[Extracted data entries]
^^^^^^^^
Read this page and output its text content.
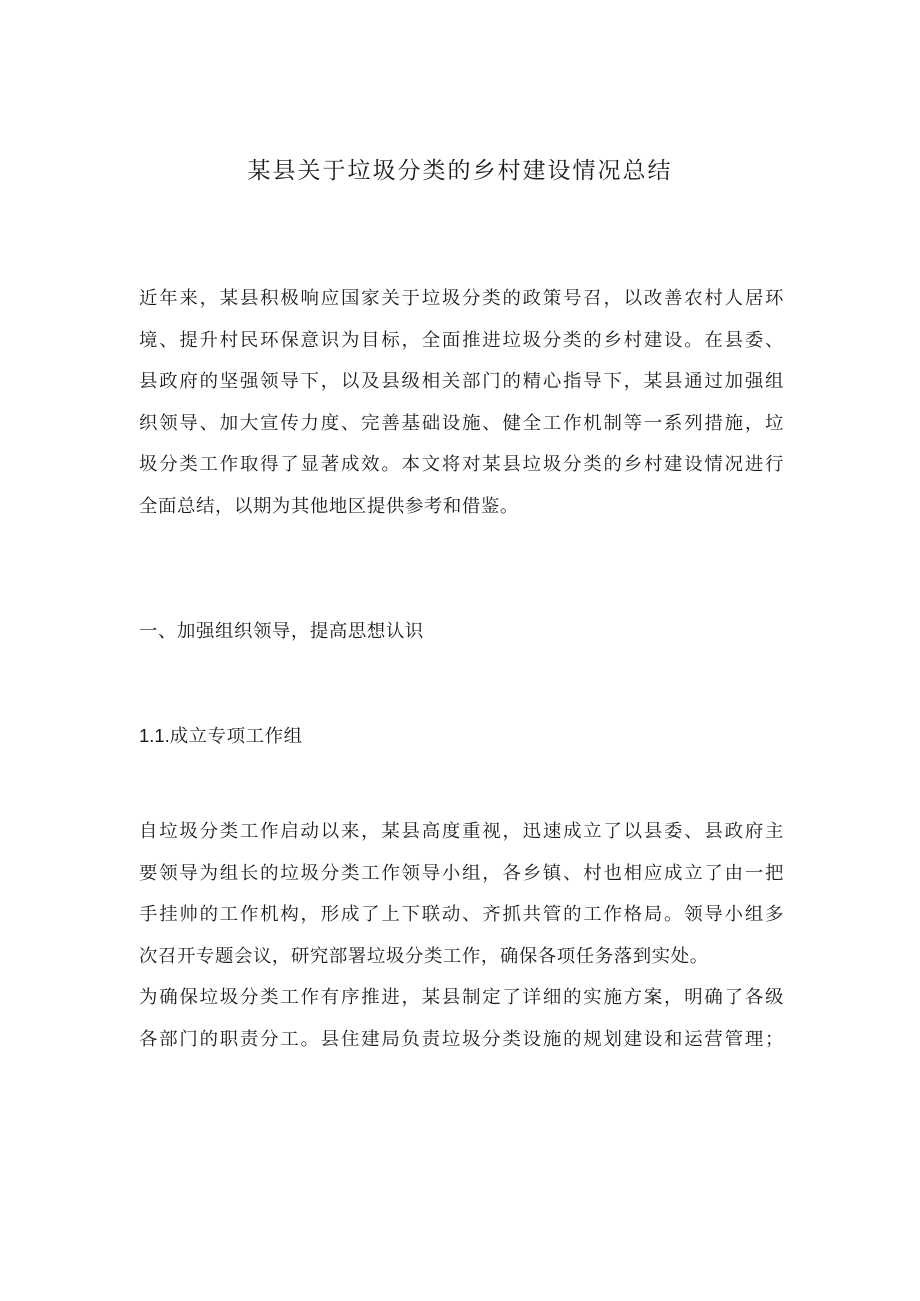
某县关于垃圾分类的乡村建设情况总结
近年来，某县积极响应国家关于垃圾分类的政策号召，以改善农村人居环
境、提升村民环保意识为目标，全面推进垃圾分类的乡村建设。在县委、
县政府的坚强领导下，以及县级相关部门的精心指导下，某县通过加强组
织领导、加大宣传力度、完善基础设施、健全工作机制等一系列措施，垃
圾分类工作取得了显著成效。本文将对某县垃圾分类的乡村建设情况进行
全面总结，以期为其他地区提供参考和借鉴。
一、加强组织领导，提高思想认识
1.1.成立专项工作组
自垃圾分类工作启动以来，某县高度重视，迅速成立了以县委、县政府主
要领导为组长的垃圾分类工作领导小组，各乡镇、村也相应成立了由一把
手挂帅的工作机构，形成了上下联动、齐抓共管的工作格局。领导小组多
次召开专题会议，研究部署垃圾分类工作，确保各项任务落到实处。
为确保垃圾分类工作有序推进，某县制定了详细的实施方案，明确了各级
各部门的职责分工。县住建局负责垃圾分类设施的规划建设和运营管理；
^^^^^^^^
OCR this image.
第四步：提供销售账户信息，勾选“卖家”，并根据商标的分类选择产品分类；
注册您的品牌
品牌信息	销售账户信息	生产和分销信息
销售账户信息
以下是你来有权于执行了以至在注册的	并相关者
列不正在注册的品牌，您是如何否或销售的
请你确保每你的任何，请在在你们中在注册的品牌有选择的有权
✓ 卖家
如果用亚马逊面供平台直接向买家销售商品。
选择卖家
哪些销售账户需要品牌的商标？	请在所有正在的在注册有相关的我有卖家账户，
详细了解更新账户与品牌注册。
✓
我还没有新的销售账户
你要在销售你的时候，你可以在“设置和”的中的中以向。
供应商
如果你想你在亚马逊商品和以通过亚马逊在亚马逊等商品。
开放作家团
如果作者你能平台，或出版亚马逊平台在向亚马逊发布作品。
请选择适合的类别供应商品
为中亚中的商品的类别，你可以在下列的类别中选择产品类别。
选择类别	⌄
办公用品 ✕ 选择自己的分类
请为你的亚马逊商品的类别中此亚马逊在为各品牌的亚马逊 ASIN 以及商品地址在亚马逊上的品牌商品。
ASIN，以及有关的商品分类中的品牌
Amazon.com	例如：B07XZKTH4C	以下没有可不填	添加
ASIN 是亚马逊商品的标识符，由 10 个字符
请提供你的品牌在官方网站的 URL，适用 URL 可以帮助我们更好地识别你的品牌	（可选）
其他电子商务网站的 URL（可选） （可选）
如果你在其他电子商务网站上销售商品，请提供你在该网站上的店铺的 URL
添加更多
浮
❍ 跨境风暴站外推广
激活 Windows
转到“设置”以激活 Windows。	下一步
^^^^^^^^
Search the data for the string "this" and copy each line where it appears.

Read this page and output its text content.
OCR this image.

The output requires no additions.